▶ _Challenge_
How many of the lines contain the string "확폭불가"? Give the number, with no other words.
────────
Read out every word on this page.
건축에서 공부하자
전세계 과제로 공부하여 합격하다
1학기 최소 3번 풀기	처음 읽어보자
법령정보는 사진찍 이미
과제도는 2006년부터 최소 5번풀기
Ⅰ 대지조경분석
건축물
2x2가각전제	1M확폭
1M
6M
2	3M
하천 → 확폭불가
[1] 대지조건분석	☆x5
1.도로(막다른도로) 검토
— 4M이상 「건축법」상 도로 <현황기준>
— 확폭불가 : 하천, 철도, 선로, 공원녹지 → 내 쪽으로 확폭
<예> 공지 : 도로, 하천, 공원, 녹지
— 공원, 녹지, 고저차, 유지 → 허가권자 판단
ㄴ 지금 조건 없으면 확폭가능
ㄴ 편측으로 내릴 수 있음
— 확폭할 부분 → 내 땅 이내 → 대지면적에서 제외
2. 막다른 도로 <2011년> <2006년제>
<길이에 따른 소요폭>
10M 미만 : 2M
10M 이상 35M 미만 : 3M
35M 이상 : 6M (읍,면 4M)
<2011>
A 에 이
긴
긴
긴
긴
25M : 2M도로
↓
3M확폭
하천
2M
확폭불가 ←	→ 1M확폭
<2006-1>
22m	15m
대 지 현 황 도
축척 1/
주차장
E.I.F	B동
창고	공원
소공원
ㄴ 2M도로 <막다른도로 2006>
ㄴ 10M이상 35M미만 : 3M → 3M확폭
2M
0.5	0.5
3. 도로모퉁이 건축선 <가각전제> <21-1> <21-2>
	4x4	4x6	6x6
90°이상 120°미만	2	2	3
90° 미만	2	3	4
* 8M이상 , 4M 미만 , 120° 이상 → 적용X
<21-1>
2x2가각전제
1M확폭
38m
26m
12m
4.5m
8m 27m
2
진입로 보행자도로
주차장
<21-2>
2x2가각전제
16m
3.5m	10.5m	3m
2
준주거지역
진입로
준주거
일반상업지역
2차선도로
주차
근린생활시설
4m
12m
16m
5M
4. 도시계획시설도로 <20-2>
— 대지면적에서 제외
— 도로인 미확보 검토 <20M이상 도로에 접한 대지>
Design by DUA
────────
▶ _Solution to this task_
3